→ Records supplied:
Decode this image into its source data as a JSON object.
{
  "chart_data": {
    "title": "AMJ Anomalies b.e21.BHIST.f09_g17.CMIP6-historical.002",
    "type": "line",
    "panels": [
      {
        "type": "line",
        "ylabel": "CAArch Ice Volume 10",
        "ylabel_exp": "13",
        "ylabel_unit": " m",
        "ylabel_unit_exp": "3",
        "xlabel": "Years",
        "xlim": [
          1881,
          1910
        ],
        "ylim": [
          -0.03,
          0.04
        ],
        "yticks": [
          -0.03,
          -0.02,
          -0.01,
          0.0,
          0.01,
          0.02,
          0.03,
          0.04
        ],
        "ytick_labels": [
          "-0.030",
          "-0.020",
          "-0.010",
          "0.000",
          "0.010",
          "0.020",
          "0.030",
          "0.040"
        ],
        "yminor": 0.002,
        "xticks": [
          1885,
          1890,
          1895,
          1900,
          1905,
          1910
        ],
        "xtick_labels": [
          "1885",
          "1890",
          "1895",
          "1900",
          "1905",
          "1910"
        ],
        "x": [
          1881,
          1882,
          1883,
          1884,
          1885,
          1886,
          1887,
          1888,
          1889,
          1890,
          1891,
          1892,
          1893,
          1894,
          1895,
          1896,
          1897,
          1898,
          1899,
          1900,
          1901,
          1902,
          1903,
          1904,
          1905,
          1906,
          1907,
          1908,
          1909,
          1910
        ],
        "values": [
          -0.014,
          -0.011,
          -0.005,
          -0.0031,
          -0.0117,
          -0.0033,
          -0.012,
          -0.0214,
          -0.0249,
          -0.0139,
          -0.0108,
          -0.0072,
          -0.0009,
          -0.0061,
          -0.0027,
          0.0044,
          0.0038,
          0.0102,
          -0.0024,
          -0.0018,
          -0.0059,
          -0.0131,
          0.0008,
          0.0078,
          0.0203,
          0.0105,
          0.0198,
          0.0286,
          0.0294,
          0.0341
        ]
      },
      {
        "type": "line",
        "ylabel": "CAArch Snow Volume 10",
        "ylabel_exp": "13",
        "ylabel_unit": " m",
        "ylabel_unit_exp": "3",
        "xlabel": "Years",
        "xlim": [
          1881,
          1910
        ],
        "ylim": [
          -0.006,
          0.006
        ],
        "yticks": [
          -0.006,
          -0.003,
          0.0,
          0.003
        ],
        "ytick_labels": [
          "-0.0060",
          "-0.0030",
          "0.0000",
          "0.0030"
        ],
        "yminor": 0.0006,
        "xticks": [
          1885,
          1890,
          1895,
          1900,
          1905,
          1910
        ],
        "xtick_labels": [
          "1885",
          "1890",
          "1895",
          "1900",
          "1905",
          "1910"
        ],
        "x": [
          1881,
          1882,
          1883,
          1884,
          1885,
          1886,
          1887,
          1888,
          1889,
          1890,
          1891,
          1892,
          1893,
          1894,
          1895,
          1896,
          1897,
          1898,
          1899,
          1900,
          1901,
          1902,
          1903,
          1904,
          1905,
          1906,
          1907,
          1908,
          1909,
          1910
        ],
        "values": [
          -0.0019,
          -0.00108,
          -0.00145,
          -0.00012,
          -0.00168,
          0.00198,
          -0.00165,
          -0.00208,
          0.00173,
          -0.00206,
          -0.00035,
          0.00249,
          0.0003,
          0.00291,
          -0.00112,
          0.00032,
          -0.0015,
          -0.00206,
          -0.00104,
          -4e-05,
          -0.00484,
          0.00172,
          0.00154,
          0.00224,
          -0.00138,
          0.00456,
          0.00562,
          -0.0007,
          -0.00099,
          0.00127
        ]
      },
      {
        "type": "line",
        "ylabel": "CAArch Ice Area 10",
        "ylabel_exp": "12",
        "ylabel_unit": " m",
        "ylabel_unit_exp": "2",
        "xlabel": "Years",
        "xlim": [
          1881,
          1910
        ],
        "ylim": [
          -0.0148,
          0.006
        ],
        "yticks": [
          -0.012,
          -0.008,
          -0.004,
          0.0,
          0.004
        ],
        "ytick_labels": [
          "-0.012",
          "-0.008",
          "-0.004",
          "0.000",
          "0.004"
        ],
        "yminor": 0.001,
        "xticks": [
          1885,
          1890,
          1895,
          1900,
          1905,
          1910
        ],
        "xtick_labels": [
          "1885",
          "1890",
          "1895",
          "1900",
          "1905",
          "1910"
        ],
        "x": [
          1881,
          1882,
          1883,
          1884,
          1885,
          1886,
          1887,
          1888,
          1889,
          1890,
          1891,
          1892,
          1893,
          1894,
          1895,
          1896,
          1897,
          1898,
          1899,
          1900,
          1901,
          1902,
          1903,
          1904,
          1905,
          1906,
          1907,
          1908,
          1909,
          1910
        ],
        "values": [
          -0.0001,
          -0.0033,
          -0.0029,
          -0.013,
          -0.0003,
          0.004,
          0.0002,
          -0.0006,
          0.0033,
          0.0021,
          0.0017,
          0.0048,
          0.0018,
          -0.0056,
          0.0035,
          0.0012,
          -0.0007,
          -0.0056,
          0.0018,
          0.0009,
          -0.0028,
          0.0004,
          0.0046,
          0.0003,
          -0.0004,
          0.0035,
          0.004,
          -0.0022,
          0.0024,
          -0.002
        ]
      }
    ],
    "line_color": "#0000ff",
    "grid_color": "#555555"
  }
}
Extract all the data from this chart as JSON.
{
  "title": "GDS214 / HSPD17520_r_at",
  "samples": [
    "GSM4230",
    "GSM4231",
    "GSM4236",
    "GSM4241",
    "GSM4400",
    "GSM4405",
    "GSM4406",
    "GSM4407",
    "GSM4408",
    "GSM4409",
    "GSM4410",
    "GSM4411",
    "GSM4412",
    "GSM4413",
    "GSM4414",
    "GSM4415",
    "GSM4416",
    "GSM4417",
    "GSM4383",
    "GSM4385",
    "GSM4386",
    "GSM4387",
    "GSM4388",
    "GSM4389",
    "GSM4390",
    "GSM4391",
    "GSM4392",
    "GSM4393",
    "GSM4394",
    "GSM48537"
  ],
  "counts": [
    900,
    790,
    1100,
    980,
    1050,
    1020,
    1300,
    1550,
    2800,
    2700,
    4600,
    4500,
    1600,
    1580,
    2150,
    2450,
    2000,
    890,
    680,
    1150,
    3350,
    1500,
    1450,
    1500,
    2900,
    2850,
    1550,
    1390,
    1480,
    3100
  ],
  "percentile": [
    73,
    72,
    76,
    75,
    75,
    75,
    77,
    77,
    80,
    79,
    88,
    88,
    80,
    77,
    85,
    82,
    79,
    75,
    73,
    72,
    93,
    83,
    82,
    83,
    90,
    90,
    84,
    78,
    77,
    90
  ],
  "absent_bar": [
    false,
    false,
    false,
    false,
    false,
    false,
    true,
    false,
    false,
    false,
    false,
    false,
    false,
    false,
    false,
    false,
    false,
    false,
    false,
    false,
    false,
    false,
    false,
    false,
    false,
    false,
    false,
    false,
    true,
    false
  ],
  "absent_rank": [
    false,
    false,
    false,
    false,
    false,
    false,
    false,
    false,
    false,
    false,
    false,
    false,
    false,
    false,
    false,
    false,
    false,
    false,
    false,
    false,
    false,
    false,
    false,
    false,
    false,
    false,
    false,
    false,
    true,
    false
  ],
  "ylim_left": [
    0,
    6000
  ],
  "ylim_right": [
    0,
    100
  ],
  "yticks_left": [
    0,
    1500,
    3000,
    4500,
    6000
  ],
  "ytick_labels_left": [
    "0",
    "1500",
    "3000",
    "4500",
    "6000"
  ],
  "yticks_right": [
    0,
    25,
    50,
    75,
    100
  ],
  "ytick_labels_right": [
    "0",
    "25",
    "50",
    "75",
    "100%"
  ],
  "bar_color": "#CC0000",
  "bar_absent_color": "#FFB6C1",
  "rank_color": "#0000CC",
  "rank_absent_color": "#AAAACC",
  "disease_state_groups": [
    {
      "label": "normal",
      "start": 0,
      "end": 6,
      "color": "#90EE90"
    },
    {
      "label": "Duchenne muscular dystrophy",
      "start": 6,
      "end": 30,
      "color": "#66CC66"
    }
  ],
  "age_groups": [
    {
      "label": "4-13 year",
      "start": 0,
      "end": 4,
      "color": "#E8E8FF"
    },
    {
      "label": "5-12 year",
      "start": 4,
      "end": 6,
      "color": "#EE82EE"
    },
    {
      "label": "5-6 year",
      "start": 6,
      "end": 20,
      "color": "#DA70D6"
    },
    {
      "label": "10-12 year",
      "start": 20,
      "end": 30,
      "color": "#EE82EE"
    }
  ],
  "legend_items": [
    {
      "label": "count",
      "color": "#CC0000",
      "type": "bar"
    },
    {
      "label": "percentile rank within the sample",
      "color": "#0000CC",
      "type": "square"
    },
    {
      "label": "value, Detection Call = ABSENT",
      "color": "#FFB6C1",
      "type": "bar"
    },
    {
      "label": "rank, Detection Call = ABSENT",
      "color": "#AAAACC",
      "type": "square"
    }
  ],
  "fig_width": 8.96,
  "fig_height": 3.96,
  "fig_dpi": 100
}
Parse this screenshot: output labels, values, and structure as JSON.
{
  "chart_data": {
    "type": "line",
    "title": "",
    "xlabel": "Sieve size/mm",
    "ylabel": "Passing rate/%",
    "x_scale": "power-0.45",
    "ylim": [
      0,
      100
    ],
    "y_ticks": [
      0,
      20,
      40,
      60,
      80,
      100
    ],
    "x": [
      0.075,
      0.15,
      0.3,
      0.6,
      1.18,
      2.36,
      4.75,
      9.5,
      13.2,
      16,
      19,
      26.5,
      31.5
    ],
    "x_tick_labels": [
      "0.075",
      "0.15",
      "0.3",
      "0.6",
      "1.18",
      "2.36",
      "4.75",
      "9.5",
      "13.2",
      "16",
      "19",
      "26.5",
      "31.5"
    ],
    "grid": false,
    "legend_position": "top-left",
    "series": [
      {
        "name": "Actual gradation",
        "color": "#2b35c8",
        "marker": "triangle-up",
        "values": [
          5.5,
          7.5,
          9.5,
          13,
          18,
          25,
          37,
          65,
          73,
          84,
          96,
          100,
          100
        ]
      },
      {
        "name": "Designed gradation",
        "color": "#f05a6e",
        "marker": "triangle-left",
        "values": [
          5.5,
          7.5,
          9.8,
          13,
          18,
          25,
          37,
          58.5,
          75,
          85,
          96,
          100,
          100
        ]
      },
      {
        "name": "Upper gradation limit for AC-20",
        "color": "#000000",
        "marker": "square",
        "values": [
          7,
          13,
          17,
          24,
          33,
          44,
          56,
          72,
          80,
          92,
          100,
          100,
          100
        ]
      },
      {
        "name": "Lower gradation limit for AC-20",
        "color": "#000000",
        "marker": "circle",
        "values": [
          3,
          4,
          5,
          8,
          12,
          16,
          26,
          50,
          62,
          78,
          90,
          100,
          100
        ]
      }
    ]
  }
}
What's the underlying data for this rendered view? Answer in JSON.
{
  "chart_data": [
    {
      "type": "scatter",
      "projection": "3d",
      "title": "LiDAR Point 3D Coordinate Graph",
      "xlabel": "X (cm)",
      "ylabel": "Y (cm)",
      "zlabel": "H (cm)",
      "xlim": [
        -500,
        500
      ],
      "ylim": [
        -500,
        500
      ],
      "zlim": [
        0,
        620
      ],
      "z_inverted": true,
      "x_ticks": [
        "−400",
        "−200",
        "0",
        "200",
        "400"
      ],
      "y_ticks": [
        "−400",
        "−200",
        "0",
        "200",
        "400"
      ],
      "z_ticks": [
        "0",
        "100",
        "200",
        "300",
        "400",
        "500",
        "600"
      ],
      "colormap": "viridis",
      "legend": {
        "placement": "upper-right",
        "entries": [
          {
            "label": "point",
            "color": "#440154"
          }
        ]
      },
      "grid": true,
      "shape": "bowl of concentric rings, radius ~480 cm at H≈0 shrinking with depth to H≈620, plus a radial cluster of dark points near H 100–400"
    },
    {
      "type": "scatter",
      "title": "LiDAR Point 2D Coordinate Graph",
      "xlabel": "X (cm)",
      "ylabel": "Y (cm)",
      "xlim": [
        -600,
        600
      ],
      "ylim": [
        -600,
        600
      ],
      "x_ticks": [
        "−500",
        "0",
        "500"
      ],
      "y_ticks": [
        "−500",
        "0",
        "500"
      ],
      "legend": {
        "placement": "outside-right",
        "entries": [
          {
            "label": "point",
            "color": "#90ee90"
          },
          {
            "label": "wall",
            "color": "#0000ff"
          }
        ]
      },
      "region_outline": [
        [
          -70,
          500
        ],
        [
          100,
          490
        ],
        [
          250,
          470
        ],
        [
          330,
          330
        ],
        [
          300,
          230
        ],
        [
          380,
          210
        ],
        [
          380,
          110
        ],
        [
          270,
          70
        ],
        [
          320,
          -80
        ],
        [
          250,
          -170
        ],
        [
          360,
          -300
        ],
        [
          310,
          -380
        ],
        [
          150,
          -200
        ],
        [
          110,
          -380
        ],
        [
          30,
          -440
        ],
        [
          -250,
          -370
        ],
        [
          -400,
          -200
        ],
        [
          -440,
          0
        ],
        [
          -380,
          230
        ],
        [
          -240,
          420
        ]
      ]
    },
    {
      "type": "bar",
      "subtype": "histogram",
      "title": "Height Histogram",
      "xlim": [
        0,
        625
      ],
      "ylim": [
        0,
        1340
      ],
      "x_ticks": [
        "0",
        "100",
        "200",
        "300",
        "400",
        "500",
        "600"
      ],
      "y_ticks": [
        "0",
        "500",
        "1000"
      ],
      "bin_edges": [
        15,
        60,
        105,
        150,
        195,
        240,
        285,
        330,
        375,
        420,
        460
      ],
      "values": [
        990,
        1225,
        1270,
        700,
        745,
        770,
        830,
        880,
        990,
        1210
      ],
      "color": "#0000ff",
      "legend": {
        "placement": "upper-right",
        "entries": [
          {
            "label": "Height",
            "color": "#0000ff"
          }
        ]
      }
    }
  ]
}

→ Problem description:
Scan the listing above and identify each line holding the string "CAArch"; copy every such line.

→ Response to this exercise:
        "ylabel": "CAArch Ice Volume 10",
        "ylabel": "CAArch Snow Volume 10",
        "ylabel": "CAArch Ice Area 10",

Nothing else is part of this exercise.